Excerpt from a dataset

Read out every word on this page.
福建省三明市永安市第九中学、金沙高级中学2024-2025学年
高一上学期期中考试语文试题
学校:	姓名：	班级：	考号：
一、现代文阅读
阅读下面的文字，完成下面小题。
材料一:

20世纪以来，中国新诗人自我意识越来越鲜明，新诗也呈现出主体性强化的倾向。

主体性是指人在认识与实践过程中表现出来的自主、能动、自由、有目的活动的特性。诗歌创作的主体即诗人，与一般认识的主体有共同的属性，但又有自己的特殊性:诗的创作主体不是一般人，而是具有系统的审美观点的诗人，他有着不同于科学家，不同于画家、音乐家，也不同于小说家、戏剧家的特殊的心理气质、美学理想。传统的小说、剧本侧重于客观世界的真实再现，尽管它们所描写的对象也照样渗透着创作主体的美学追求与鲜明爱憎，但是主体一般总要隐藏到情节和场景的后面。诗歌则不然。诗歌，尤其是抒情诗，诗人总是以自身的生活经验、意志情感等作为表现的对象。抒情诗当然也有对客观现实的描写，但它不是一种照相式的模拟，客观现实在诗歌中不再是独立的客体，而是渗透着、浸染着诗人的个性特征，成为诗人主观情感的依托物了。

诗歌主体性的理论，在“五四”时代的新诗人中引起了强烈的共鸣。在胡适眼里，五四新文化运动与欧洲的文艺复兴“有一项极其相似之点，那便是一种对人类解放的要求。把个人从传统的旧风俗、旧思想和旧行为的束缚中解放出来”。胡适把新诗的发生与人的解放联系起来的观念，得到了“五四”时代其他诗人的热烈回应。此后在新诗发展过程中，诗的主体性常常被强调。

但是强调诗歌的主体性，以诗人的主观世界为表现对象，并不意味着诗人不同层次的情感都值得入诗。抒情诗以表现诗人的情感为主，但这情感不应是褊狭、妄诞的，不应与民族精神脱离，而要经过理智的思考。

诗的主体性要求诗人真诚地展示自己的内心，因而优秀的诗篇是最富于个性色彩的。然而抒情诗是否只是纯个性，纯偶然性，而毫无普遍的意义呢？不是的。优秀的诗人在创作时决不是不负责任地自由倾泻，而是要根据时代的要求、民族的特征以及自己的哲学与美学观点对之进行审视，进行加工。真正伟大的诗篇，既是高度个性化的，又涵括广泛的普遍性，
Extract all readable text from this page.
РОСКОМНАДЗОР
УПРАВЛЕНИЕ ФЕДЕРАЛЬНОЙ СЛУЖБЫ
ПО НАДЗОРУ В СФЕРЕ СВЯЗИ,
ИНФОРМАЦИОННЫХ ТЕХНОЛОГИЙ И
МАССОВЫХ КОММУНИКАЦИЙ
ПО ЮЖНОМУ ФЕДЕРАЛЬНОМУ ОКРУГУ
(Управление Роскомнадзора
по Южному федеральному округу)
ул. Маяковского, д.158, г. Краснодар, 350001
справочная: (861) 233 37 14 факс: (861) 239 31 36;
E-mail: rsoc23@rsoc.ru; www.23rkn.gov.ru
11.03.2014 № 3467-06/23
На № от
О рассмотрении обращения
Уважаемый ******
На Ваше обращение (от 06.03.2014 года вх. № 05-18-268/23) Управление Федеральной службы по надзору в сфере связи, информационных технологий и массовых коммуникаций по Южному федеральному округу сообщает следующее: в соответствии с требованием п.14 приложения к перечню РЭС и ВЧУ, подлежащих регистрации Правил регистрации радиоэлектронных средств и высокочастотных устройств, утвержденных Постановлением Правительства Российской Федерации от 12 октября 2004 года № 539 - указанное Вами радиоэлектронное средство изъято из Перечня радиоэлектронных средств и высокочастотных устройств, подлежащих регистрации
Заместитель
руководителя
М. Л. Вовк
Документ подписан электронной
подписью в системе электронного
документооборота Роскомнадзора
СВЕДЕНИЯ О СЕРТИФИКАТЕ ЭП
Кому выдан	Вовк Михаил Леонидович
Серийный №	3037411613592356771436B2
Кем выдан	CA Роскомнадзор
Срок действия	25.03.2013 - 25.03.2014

> **Objective**
From the data above, extract every line in its exact form.

> **Finished answer**
Read out every word on this page.
福建省三明市永安市第九中学、金沙高级中学2024-2025学年
高一上学期期中考试语文试题
学校:	姓名：	班级：	考号：
一、现代文阅读
阅读下面的文字，完成下面小题。
材料一:

20世纪以来，中国新诗人自我意识越来越鲜明，新诗也呈现出主体性强化的倾向。

主体性是指人在认识与实践过程中表现出来的自主、能动、自由、有目的活动的特性。诗歌创作的主体即诗人，与一般认识的主体有共同的属性，但又有自己的特殊性:诗的创作主体不是一般人，而是具有系统的审美观点的诗人，他有着不同于科学家，不同于画家、音乐家，也不同于小说家、戏剧家的特殊的心理气质、美学理想。传统的小说、剧本侧重于客观世界的真实再现，尽管它们所描写的对象也照样渗透着创作主体的美学追求与鲜明爱憎，但是主体一般总要隐藏到情节和场景的后面。诗歌则不然。诗歌，尤其是抒情诗，诗人总是以自身的生活经验、意志情感等作为表现的对象。抒情诗当然也有对客观现实的描写，但它不是一种照相式的模拟，客观现实在诗歌中不再是独立的客体，而是渗透着、浸染着诗人的个性特征，成为诗人主观情感的依托物了。

诗歌主体性的理论，在“五四”时代的新诗人中引起了强烈的共鸣。在胡适眼里，五四新文化运动与欧洲的文艺复兴“有一项极其相似之点，那便是一种对人类解放的要求。把个人从传统的旧风俗、旧思想和旧行为的束缚中解放出来”。胡适把新诗的发生与人的解放联系起来的观念，得到了“五四”时代其他诗人的热烈回应。此后在新诗发展过程中，诗的主体性常常被强调。

但是强调诗歌的主体性，以诗人的主观世界为表现对象，并不意味着诗人不同层次的情感都值得入诗。抒情诗以表现诗人的情感为主，但这情感不应是褊狭、妄诞的，不应与民族精神脱离，而要经过理智的思考。

诗的主体性要求诗人真诚地展示自己的内心，因而优秀的诗篇是最富于个性色彩的。然而抒情诗是否只是纯个性，纯偶然性，而毫无普遍的意义呢？不是的。优秀的诗人在创作时决不是不负责任地自由倾泻，而是要根据时代的要求、民族的特征以及自己的哲学与美学观点对之进行审视，进行加工。真正伟大的诗篇，既是高度个性化的，又涵括广泛的普遍性，
Extract all readable text from this page.
РОСКОМНАДЗОР
УПРАВЛЕНИЕ ФЕДЕРАЛЬНОЙ СЛУЖБЫ
ПО НАДЗОРУ В СФЕРЕ СВЯЗИ,
ИНФОРМАЦИОННЫХ ТЕХНОЛОГИЙ И
МАССОВЫХ КОММУНИКАЦИЙ
ПО ЮЖНОМУ ФЕДЕРАЛЬНОМУ ОКРУГУ
(Управление Роскомнадзора
по Южному федеральному округу)
ул. Маяковского, д.158, г. Краснодар, 350001
справочная: (861) 233 37 14 факс: (861) 239 31 36;
E-mail: rsoc23@rsoc.ru; www.23rkn.gov.ru
11.03.2014 № 3467-06/23
На № от
О рассмотрении обращения
Уважаемый ******
На Ваше обращение (от 06.03.2014 года вх. № 05-18-268/23) Управление Федеральной службы по надзору в сфере связи, информационных технологий и массовых коммуникаций по Южному федеральному округу сообщает следующее: в соответствии с требованием п.14 приложения к перечню РЭС и ВЧУ, подлежащих регистрации Правил регистрации радиоэлектронных средств и высокочастотных устройств, утвержденных Постановлением Правительства Российской Федерации от 12 октября 2004 года № 539 - указанное Вами радиоэлектронное средство изъято из Перечня радиоэлектронных средств и высокочастотных устройств, подлежащих регистрации
Заместитель
руководителя
М. Л. Вовк
Документ подписан электронной
подписью в системе электронного
документооборота Роскомнадзора
СВЕДЕНИЯ О СЕРТИФИКАТЕ ЭП
Кому выдан	Вовк Михаил Леонидович
Серийный №	3037411613592356771436B2
Кем выдан	CA Роскомнадзор
Срок действия	25.03.2013 - 25.03.2014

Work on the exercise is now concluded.